The records
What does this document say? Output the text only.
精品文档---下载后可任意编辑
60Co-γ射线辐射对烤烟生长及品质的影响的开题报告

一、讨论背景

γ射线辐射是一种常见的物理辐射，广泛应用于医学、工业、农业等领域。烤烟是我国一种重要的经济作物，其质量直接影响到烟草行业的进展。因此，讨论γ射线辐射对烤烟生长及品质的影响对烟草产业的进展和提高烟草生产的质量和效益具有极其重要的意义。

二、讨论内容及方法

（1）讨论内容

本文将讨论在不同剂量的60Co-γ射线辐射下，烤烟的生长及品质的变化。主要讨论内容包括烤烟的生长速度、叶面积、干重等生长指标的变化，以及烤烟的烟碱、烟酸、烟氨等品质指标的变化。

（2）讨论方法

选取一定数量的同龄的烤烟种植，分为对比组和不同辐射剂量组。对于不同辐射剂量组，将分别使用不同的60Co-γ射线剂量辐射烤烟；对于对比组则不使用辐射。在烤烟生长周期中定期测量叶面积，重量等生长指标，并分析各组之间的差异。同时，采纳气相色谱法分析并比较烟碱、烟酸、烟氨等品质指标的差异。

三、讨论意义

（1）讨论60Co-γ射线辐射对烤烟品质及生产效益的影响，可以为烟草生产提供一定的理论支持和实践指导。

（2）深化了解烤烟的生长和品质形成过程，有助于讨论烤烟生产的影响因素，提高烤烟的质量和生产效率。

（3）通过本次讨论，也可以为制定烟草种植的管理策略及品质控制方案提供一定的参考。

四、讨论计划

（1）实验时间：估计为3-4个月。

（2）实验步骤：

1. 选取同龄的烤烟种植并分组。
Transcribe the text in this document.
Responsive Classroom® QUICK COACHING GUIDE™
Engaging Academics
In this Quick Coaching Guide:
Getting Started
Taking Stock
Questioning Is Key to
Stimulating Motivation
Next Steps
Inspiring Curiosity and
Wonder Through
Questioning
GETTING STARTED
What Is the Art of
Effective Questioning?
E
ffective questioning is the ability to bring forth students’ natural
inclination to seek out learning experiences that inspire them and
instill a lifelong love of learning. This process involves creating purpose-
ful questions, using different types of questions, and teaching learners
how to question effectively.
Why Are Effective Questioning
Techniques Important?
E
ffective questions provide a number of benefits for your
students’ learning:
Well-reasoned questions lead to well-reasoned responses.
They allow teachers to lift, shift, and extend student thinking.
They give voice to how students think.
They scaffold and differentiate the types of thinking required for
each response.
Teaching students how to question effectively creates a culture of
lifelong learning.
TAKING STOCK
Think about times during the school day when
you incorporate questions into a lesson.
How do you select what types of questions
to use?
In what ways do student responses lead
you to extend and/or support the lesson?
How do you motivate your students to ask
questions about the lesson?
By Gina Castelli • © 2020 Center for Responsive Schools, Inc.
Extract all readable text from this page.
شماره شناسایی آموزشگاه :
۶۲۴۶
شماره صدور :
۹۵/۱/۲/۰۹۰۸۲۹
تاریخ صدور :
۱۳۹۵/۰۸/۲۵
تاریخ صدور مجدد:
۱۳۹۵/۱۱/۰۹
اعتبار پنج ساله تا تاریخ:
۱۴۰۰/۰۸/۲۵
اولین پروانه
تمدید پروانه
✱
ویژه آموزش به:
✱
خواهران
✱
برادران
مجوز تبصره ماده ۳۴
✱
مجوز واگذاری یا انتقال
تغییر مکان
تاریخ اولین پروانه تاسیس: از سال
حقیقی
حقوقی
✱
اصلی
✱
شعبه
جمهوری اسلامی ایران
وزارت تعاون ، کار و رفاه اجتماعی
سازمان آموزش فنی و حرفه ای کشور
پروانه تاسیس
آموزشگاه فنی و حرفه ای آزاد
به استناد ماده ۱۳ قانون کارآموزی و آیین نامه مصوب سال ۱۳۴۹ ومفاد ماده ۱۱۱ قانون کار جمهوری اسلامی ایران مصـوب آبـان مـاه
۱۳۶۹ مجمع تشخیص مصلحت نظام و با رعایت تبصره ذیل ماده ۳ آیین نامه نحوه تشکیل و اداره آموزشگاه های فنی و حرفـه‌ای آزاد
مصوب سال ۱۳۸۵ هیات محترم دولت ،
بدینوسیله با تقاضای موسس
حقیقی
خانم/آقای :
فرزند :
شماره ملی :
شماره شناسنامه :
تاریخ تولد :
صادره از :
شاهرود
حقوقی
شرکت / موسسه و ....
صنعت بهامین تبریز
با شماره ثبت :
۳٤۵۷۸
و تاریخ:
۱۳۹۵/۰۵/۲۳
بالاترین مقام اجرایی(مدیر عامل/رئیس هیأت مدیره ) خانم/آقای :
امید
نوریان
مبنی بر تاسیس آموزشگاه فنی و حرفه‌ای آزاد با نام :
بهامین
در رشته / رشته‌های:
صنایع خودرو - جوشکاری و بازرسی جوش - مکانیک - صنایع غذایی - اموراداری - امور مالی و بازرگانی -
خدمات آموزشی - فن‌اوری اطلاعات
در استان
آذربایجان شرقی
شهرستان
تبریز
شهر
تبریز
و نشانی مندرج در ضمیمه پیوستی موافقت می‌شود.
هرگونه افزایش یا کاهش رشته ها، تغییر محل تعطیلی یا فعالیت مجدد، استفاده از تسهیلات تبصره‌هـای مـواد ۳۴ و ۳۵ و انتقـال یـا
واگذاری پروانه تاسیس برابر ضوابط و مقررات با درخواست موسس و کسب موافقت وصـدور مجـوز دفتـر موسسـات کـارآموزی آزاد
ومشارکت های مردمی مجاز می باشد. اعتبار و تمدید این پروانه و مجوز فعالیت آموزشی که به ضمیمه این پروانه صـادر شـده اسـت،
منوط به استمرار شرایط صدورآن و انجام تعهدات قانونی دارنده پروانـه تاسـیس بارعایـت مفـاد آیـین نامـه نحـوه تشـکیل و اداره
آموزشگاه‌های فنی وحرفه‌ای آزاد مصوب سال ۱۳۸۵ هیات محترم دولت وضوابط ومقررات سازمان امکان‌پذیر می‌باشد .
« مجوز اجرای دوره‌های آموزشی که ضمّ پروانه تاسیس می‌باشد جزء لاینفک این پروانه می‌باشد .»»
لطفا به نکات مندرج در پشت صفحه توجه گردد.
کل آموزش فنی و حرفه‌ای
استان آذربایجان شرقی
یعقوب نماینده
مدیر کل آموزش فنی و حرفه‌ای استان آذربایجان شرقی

Work instructions
Set down every record above exactly as given.

Complete output
What does this document say? Output the text only.
精品文档---下载后可任意编辑
60Co-γ射线辐射对烤烟生长及品质的影响的开题报告

一、讨论背景

γ射线辐射是一种常见的物理辐射，广泛应用于医学、工业、农业等领域。烤烟是我国一种重要的经济作物，其质量直接影响到烟草行业的进展。因此，讨论γ射线辐射对烤烟生长及品质的影响对烟草产业的进展和提高烟草生产的质量和效益具有极其重要的意义。

二、讨论内容及方法

（1）讨论内容

本文将讨论在不同剂量的60Co-γ射线辐射下，烤烟的生长及品质的变化。主要讨论内容包括烤烟的生长速度、叶面积、干重等生长指标的变化，以及烤烟的烟碱、烟酸、烟氨等品质指标的变化。

（2）讨论方法

选取一定数量的同龄的烤烟种植，分为对比组和不同辐射剂量组。对于不同辐射剂量组，将分别使用不同的60Co-γ射线剂量辐射烤烟；对于对比组则不使用辐射。在烤烟生长周期中定期测量叶面积，重量等生长指标，并分析各组之间的差异。同时，采纳气相色谱法分析并比较烟碱、烟酸、烟氨等品质指标的差异。

三、讨论意义

（1）讨论60Co-γ射线辐射对烤烟品质及生产效益的影响，可以为烟草生产提供一定的理论支持和实践指导。

（2）深化了解烤烟的生长和品质形成过程，有助于讨论烤烟生产的影响因素，提高烤烟的质量和生产效率。

（3）通过本次讨论，也可以为制定烟草种植的管理策略及品质控制方案提供一定的参考。

四、讨论计划

（1）实验时间：估计为3-4个月。

（2）实验步骤：

1. 选取同龄的烤烟种植并分组。
Transcribe the text in this document.
Responsive Classroom® QUICK COACHING GUIDE™
Engaging Academics
In this Quick Coaching Guide:
Getting Started
Taking Stock
Questioning Is Key to
Stimulating Motivation
Next Steps
Inspiring Curiosity and
Wonder Through
Questioning
GETTING STARTED
What Is the Art of
Effective Questioning?
E
ffective questioning is the ability to bring forth students’ natural
inclination to seek out learning experiences that inspire them and
instill a lifelong love of learning. This process involves creating purpose-
ful questions, using different types of questions, and teaching learners
how to question effectively.
Why Are Effective Questioning
Techniques Important?
E
ffective questions provide a number of benefits for your
students’ learning:
Well-reasoned questions lead to well-reasoned responses.
They allow teachers to lift, shift, and extend student thinking.
They give voice to how students think.
They scaffold and differentiate the types of thinking required for
each response.
Teaching students how to question effectively creates a culture of
lifelong learning.
TAKING STOCK
Think about times during the school day when
you incorporate questions into a lesson.
How do you select what types of questions
to use?
In what ways do student responses lead
you to extend and/or support the lesson?
How do you motivate your students to ask
questions about the lesson?
By Gina Castelli • © 2020 Center for Responsive Schools, Inc.
Extract all readable text from this page.
شماره شناسایی آموزشگاه :
۶۲۴۶
شماره صدور :
۹۵/۱/۲/۰۹۰۸۲۹
تاریخ صدور :
۱۳۹۵/۰۸/۲۵
تاریخ صدور مجدد:
۱۳۹۵/۱۱/۰۹
اعتبار پنج ساله تا تاریخ:
۱۴۰۰/۰۸/۲۵
اولین پروانه
تمدید پروانه
✱
ویژه آموزش به:
✱
خواهران
✱
برادران
مجوز تبصره ماده ۳۴
✱
مجوز واگذاری یا انتقال
تغییر مکان
تاریخ اولین پروانه تاسیس: از سال
حقیقی
حقوقی
✱
اصلی
✱
شعبه
جمهوری اسلامی ایران
وزارت تعاون ، کار و رفاه اجتماعی
سازمان آموزش فنی و حرفه ای کشور
پروانه تاسیس
آموزشگاه فنی و حرفه ای آزاد
به استناد ماده ۱۳ قانون کارآموزی و آیین نامه مصوب سال ۱۳۴۹ ومفاد ماده ۱۱۱ قانون کار جمهوری اسلامی ایران مصـوب آبـان مـاه
۱۳۶۹ مجمع تشخیص مصلحت نظام و با رعایت تبصره ذیل ماده ۳ آیین نامه نحوه تشکیل و اداره آموزشگاه های فنی و حرفـه‌ای آزاد
مصوب سال ۱۳۸۵ هیات محترم دولت ،
بدینوسیله با تقاضای موسس
حقیقی
خانم/آقای :
فرزند :
شماره ملی :
شماره شناسنامه :
تاریخ تولد :
صادره از :
شاهرود
حقوقی
شرکت / موسسه و ....
صنعت بهامین تبریز
با شماره ثبت :
۳٤۵۷۸
و تاریخ:
۱۳۹۵/۰۵/۲۳
بالاترین مقام اجرایی(مدیر عامل/رئیس هیأت مدیره ) خانم/آقای :
امید
نوریان
مبنی بر تاسیس آموزشگاه فنی و حرفه‌ای آزاد با نام :
بهامین
در رشته / رشته‌های:
صنایع خودرو - جوشکاری و بازرسی جوش - مکانیک - صنایع غذایی - اموراداری - امور مالی و بازرگانی -
خدمات آموزشی - فن‌اوری اطلاعات
در استان
آذربایجان شرقی
شهرستان
تبریز
شهر
تبریز
و نشانی مندرج در ضمیمه پیوستی موافقت می‌شود.
هرگونه افزایش یا کاهش رشته ها، تغییر محل تعطیلی یا فعالیت مجدد، استفاده از تسهیلات تبصره‌هـای مـواد ۳۴ و ۳۵ و انتقـال یـا
واگذاری پروانه تاسیس برابر ضوابط و مقررات با درخواست موسس و کسب موافقت وصـدور مجـوز دفتـر موسسـات کـارآموزی آزاد
ومشارکت های مردمی مجاز می باشد. اعتبار و تمدید این پروانه و مجوز فعالیت آموزشی که به ضمیمه این پروانه صـادر شـده اسـت،
منوط به استمرار شرایط صدورآن و انجام تعهدات قانونی دارنده پروانـه تاسـیس بارعایـت مفـاد آیـین نامـه نحـوه تشـکیل و اداره
آموزشگاه‌های فنی وحرفه‌ای آزاد مصوب سال ۱۳۸۵ هیات محترم دولت وضوابط ومقررات سازمان امکان‌پذیر می‌باشد .
« مجوز اجرای دوره‌های آموزشی که ضمّ پروانه تاسیس می‌باشد جزء لاینفک این پروانه می‌باشد .»»
لطفا به نکات مندرج در پشت صفحه توجه گردد.
کل آموزش فنی و حرفه‌ای
استان آذربایجان شرقی
یعقوب نماینده
مدیر کل آموزش فنی و حرفه‌ای استان آذربایجان شرقی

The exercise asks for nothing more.